#### Attività 1
Secondo il testo sull'uso di WhatsApp in ambito lavorativo, quanti colletti bianchi ha intervistato Veritas Technologies?
#### Attività 2
Riprendi il testo sull'uso di WhatsApp in ambito lavorativo e proseguilo a partire dalla sua ultima frase.

#### Testo mostrato
Quella di messaggiare tramite WhatsApp è ormai diventata una vera e propria mania e non più solo per tenersi in contatto con gli amici e i propri cari, ma anche per scambiarsi ogni genere di comunicazioni di lavoro. Veritas Technologies, azienda specializzata nella produzione di soluzioni tecnologiche per la protezione dei dati, ha intervistato 12.500 colletti bianchi di quattro continenti per un sondaggio che ha rivelato come il 75% dei dipendenti usi WhatsApp o altre app di messaggistica e software di videoconferenza online per condividere dati sensibili, mentre il 71% di essi confessa di usare queste applicazioni per inviare informazioni critiche dell’azienda per cui lavora.

A completare il quadro è un sondaggio condotto da Federprivacy su un campione di circa mille professionisti e manager d’impresa italiani, dal quale è emerso che la metà degli intervistati (52%) utilizza più o meno spesso il proprio smartphone per fotografare documenti di lavoro riservati e spedirli tramite WhatsApp o un’altra app simile.

Dati di riconoscimento della struttura dei documenti:
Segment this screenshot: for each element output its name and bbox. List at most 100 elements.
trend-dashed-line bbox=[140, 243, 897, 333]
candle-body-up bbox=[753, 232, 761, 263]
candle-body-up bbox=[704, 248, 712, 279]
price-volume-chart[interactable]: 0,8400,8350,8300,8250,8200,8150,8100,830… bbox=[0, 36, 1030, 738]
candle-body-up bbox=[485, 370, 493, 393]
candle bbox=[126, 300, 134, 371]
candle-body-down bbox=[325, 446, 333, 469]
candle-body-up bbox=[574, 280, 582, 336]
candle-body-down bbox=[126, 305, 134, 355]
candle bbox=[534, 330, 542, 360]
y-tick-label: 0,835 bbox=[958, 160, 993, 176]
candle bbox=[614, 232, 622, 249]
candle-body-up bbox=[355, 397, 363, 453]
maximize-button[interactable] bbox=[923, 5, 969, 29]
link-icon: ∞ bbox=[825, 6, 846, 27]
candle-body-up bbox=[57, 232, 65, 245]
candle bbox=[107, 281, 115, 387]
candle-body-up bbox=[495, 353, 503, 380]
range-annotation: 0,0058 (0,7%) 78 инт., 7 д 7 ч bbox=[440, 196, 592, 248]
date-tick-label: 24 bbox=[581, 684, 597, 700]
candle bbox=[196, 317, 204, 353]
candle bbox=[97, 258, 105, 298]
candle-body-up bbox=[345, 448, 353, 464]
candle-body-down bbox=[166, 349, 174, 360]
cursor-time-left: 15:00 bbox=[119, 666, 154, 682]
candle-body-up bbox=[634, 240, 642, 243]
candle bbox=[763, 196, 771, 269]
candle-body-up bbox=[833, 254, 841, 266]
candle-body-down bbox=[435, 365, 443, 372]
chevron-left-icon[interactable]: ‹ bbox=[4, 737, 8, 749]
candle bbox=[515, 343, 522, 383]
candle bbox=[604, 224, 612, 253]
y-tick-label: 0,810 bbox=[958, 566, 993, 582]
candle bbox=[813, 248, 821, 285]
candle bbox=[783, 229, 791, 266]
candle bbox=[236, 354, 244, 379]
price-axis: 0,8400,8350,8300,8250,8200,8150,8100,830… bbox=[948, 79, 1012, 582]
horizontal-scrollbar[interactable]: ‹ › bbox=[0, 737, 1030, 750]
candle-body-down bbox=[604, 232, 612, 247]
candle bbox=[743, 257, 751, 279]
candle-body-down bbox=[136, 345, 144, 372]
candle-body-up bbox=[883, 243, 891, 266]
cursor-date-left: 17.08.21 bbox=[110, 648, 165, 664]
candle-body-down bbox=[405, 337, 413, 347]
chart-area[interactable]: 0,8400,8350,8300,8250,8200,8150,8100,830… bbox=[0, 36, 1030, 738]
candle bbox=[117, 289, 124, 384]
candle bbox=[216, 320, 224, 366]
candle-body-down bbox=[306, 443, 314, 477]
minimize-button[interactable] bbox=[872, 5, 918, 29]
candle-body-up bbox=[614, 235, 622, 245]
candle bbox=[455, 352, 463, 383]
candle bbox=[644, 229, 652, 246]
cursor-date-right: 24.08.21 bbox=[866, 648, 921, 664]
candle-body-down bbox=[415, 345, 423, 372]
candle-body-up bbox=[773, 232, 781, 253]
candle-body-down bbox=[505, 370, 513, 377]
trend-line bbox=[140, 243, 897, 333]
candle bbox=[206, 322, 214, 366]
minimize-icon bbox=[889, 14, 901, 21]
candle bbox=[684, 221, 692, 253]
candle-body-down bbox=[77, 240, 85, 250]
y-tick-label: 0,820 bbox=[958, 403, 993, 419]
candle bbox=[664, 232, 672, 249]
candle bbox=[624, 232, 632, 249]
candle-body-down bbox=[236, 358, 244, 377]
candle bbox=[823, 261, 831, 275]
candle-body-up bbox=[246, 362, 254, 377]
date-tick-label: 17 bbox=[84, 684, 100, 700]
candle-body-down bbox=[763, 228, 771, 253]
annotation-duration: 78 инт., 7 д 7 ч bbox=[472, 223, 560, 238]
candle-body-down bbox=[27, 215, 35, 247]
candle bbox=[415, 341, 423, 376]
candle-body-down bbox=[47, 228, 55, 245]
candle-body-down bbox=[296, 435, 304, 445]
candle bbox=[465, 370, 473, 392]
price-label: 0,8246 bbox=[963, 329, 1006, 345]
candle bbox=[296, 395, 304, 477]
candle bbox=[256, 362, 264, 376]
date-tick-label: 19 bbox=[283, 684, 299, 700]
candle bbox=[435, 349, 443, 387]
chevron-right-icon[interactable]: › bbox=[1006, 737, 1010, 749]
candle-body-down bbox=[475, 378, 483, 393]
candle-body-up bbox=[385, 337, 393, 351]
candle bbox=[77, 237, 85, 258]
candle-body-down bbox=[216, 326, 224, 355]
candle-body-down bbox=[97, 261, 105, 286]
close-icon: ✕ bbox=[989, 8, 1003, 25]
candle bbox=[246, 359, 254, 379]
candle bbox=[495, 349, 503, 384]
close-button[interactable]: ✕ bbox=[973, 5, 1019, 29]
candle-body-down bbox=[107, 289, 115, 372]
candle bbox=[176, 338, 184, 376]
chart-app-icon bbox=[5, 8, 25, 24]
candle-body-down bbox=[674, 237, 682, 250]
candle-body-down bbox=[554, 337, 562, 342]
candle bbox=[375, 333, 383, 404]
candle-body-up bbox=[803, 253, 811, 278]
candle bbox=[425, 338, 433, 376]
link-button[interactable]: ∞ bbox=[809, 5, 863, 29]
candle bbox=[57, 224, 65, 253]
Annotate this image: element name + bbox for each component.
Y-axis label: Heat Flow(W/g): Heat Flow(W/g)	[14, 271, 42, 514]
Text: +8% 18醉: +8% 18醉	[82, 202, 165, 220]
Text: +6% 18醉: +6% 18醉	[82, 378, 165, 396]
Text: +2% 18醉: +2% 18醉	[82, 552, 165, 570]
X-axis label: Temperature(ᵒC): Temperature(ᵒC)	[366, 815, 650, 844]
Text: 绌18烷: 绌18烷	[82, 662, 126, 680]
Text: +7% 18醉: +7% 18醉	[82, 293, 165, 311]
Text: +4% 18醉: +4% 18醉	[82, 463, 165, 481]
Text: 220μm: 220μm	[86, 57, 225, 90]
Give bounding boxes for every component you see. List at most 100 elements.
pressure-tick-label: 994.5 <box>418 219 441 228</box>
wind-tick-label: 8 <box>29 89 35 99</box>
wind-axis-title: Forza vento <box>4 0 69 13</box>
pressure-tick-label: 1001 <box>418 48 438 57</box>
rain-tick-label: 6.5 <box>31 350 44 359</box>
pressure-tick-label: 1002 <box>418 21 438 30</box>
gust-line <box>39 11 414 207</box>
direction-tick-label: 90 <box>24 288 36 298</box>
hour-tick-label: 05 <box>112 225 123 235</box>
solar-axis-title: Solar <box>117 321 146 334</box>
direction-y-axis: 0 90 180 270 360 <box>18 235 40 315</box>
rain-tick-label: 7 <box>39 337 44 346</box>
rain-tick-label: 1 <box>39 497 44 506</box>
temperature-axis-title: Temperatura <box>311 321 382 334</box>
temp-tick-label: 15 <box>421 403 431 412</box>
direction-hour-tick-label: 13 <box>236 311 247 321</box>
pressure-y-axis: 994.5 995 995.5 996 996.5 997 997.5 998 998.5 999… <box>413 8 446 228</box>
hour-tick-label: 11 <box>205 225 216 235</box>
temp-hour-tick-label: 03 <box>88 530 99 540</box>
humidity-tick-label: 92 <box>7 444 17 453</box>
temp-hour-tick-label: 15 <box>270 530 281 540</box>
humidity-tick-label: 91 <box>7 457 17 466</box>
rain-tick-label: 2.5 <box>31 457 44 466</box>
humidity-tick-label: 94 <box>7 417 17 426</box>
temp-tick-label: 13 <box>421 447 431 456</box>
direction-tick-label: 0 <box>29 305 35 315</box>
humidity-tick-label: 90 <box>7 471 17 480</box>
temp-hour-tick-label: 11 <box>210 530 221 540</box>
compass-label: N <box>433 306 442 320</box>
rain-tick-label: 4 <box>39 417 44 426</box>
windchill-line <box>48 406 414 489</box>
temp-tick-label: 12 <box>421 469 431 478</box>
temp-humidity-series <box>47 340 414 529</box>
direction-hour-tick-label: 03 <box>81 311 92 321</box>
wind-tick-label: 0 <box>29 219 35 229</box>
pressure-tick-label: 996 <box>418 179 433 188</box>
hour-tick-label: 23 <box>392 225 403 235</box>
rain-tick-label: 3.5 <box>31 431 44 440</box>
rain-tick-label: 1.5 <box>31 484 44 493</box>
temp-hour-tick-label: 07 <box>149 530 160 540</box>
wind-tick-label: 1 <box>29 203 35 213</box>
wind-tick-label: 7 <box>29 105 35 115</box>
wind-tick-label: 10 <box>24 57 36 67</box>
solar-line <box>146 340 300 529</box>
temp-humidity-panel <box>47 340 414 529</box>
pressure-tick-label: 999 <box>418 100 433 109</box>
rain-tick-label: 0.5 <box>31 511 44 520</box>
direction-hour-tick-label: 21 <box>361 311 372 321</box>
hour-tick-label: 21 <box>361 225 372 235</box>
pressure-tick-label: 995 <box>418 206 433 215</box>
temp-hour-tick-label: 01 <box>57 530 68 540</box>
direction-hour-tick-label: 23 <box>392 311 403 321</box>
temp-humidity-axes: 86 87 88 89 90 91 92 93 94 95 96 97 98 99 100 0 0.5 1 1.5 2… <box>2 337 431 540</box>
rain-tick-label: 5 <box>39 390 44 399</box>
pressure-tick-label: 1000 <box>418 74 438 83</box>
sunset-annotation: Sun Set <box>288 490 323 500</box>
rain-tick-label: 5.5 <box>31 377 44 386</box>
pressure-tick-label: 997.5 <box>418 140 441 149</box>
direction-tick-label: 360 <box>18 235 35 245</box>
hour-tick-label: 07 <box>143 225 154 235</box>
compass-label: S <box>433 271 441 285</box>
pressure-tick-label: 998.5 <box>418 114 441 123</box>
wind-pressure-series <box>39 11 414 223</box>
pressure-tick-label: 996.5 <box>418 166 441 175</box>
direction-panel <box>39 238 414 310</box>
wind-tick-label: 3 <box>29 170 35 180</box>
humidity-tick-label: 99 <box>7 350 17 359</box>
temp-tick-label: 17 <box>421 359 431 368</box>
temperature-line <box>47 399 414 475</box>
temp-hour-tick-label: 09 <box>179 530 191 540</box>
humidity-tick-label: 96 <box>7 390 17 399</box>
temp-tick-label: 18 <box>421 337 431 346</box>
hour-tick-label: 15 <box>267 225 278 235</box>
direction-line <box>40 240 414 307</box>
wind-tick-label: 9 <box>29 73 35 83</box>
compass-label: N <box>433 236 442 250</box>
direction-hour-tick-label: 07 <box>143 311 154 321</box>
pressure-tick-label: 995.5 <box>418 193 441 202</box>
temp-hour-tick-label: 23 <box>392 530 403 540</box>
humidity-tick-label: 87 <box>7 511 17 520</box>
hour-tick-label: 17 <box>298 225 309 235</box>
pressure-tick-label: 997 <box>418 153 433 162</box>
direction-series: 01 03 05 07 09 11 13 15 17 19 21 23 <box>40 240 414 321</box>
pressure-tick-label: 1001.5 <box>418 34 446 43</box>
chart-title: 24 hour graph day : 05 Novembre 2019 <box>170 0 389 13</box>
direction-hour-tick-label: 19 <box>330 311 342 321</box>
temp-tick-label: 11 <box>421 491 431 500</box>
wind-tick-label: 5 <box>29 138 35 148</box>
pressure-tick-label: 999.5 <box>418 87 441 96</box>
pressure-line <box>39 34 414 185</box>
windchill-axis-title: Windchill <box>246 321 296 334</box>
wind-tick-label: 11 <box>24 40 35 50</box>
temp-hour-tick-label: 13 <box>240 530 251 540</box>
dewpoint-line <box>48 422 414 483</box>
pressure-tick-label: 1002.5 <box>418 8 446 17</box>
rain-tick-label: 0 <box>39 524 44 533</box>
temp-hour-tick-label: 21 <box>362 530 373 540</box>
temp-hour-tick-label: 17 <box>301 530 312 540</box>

#### Spazio risposta 1
12.500 colletti bianchi di quattro continenti.

#### Spazio risposta 2
Peccato che circa uno su quattro di essi (24%) ammetta anche che ogni tanto sbaglia destinatario e a preoccupare maggiormente è il fatto che tra le informazioni scambiate tramite queste applicazioni vi siano password aziendali, dettagli delle carte di credito, dati dei clienti, piani strategici, informazioni bancarie e salariali, e persino risultati dei test Covid-19 dei dipendenti con relativi dettagli medici.

pagamenti con whatsapp

Fiumi di informazioni confidenziali che scorrono quindi attraverso le app di micro chat che vengono preferite dal 54% degli utenti professionali perché le trovano più pratiche rispetto alla tradizionale posta elettronica, anche se in questi casi la rapidità dello strumento presta il fianco a notevoli rischi per le aziende.

E anche se è durante la pandemia che si è riscontrato il maggior aumento dell’uso di WhatsApp e delle varie piattaforme online per motivi di lavoro, a quanto pare non siamo di fronte a un fenomeno passeggero, dato che nello studio di Veritas il 79% degli intervistati ha affermato che in futuro si troverà di nuovo ad usare tali app per condividere informazioni aziendali e dati sensibili, nonostante quasi un terzo (30%) degli impiegati sia stato già ammonito dai propri responsabili per aver inviato dati confidenziali tramite canali vietati dalle procedure interne.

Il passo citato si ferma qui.